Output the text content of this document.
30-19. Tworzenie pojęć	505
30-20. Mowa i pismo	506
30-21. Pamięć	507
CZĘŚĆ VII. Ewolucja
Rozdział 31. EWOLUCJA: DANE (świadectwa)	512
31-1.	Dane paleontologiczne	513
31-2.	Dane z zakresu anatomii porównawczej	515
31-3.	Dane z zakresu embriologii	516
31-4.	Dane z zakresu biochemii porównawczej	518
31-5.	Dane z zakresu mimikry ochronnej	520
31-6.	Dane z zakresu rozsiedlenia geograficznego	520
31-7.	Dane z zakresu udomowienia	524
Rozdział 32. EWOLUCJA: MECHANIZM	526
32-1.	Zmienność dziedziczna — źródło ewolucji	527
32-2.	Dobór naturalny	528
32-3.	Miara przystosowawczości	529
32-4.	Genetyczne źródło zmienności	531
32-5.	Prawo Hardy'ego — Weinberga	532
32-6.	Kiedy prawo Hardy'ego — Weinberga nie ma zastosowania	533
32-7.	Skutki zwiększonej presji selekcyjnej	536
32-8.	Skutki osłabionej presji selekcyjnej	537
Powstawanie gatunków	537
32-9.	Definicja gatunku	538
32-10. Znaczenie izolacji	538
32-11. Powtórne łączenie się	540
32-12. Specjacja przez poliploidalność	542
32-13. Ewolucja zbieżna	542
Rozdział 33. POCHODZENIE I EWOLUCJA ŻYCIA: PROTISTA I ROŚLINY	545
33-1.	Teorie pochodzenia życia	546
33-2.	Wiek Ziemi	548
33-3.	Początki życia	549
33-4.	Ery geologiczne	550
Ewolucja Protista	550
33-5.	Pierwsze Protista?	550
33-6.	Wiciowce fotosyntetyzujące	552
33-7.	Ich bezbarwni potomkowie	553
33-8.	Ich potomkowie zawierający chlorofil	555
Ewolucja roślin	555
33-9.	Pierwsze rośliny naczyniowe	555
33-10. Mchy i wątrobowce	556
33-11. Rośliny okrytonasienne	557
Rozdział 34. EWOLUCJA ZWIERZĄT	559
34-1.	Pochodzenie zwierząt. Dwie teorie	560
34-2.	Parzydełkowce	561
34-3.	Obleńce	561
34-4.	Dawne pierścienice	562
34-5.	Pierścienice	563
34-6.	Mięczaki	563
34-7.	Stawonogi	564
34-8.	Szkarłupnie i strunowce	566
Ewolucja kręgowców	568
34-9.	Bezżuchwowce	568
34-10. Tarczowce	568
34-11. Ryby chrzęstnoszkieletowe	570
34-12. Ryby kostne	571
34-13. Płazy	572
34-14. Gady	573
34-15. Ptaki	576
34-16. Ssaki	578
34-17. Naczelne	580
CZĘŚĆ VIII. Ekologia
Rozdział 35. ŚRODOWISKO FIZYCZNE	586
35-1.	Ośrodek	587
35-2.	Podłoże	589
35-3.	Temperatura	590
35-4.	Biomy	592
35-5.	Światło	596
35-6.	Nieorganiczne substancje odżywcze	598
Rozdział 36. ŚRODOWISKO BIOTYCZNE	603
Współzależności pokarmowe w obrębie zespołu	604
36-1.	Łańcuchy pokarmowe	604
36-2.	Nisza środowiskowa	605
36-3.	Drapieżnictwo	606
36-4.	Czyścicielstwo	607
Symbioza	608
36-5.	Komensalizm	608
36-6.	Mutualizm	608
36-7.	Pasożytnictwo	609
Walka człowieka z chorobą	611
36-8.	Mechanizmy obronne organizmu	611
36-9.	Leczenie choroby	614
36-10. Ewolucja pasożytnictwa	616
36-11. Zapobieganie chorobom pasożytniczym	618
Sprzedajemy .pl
★ ★ ★ ★
Task to carry out
Retype all of the material, keeping each line exact.

Output for this task
Output the text content of this document.
30-19. Tworzenie pojęć	505
30-20. Mowa i pismo	506
30-21. Pamięć	507
CZĘŚĆ VII. Ewolucja
Rozdział 31. EWOLUCJA: DANE (świadectwa)	512
31-1.	Dane paleontologiczne	513
31-2.	Dane z zakresu anatomii porównawczej	515
31-3.	Dane z zakresu embriologii	516
31-4.	Dane z zakresu biochemii porównawczej	518
31-5.	Dane z zakresu mimikry ochronnej	520
31-6.	Dane z zakresu rozsiedlenia geograficznego	520
31-7.	Dane z zakresu udomowienia	524
Rozdział 32. EWOLUCJA: MECHANIZM	526
32-1.	Zmienność dziedziczna — źródło ewolucji	527
32-2.	Dobór naturalny	528
32-3.	Miara przystosowawczości	529
32-4.	Genetyczne źródło zmienności	531
32-5.	Prawo Hardy'ego — Weinberga	532
32-6.	Kiedy prawo Hardy'ego — Weinberga nie ma zastosowania	533
32-7.	Skutki zwiększonej presji selekcyjnej	536
32-8.	Skutki osłabionej presji selekcyjnej	537
Powstawanie gatunków	537
32-9.	Definicja gatunku	538
32-10. Znaczenie izolacji	538
32-11. Powtórne łączenie się	540
32-12. Specjacja przez poliploidalność	542
32-13. Ewolucja zbieżna	542
Rozdział 33. POCHODZENIE I EWOLUCJA ŻYCIA: PROTISTA I ROŚLINY	545
33-1.	Teorie pochodzenia życia	546
33-2.	Wiek Ziemi	548
33-3.	Początki życia	549
33-4.	Ery geologiczne	550
Ewolucja Protista	550
33-5.	Pierwsze Protista?	550
33-6.	Wiciowce fotosyntetyzujące	552
33-7.	Ich bezbarwni potomkowie	553
33-8.	Ich potomkowie zawierający chlorofil	555
Ewolucja roślin	555
33-9.	Pierwsze rośliny naczyniowe	555
33-10. Mchy i wątrobowce	556
33-11. Rośliny okrytonasienne	557
Rozdział 34. EWOLUCJA ZWIERZĄT	559
34-1.	Pochodzenie zwierząt. Dwie teorie	560
34-2.	Parzydełkowce	561
34-3.	Obleńce	561
34-4.	Dawne pierścienice	562
34-5.	Pierścienice	563
34-6.	Mięczaki	563
34-7.	Stawonogi	564
34-8.	Szkarłupnie i strunowce	566
Ewolucja kręgowców	568
34-9.	Bezżuchwowce	568
34-10. Tarczowce	568
34-11. Ryby chrzęstnoszkieletowe	570
34-12. Ryby kostne	571
34-13. Płazy	572
34-14. Gady	573
34-15. Ptaki	576
34-16. Ssaki	578
34-17. Naczelne	580
CZĘŚĆ VIII. Ekologia
Rozdział 35. ŚRODOWISKO FIZYCZNE	586
35-1.	Ośrodek	587
35-2.	Podłoże	589
35-3.	Temperatura	590
35-4.	Biomy	592
35-5.	Światło	596
35-6.	Nieorganiczne substancje odżywcze	598
Rozdział 36. ŚRODOWISKO BIOTYCZNE	603
Współzależności pokarmowe w obrębie zespołu	604
36-1.	Łańcuchy pokarmowe	604
36-2.	Nisza środowiskowa	605
36-3.	Drapieżnictwo	606
36-4.	Czyścicielstwo	607
Symbioza	608
36-5.	Komensalizm	608
36-6.	Mutualizm	608
36-7.	Pasożytnictwo	609
Walka człowieka z chorobą	611
36-8.	Mechanizmy obronne organizmu	611
36-9.	Leczenie choroby	614
36-10. Ewolucja pasożytnictwa	616
36-11. Zapobieganie chorobom pasożytniczym	618
Sprzedajemy .pl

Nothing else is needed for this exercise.